Passage provided

::::::

MONTEBELLO, Calif. (AP) — A female high school Spanish teacher in Los Angeles was arrested after two male students said they had sex with her, police said Thursday.
Gabriela Cortez, 42, of Montebello,
was arrested late Wednesday on suspicion of two felony counts of
unlawful sexual intercourse with a minor, said Montebello police Lt.
Luis Lopez.
Cortez was arrested
after an 18-year-old youth went to the police station last week and
reported that he had a sexual relationship with her from 2008 to 2010
while he was a student at Roosevelt High School in Los Angeles, where Cortez taught Spanish, Lopez said.
During
the interview with detectives, another student was mentioned. That
student later told detectives that he also had sexual relations with
Cortez at her home in Montebello, a suburb of Los Angeles east of downtown, Lopez said. Both youths have since graduated.
The first student came forward because his conscience was bothering him, Lopez said.
Cortez,
whose arrest was first reported by KTTV-TV, was released on $140,000
bail and placed on administrative leave from her job. She could not be
reached for comment. She is scheduled to appear in court on March 22.

::::::

Supplied data
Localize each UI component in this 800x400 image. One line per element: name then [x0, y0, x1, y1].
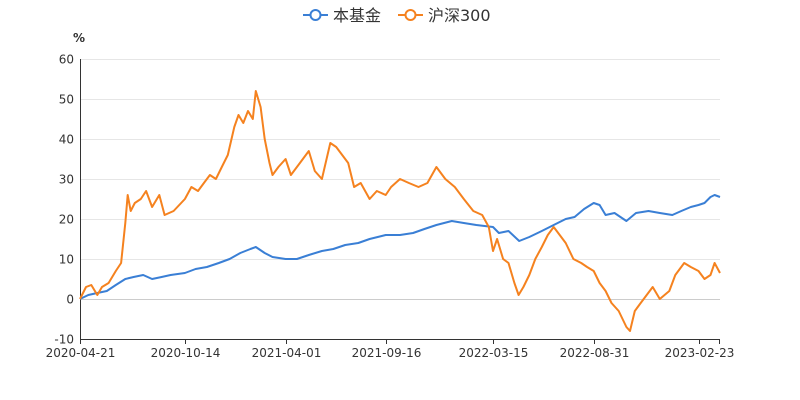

::::::

Requirements
Reproduce the news article about the Montebello teacher's arrest word for word, from its first line to its last.

Response for this exercise
MONTEBELLO, Calif. (AP) — A female high school Spanish teacher in Los Angeles was arrested after two male students said they had sex with her, police said Thursday.
Gabriela Cortez, 42, of Montebello,
was arrested late Wednesday on suspicion of two felony counts of
unlawful sexual intercourse with a minor, said Montebello police Lt.
Luis Lopez.
Cortez was arrested
after an 18-year-old youth went to the police station last week and
reported that he had a sexual relationship with her from 2008 to 2010
while he was a student at Roosevelt High School in Los Angeles, where Cortez taught Spanish, Lopez said.
During
the interview with detectives, another student was mentioned. That
student later told detectives that he also had sexual relations with
Cortez at her home in Montebello, a suburb of Los Angeles east of downtown, Lopez said. Both youths have since graduated.
The first student came forward because his conscience was bothering him, Lopez said.
Cortez,
whose arrest was first reported by KTTV-TV, was released on $140,000
bail and placed on administrative leave from her job. She could not be
reached for comment. She is scheduled to appear in court on March 22.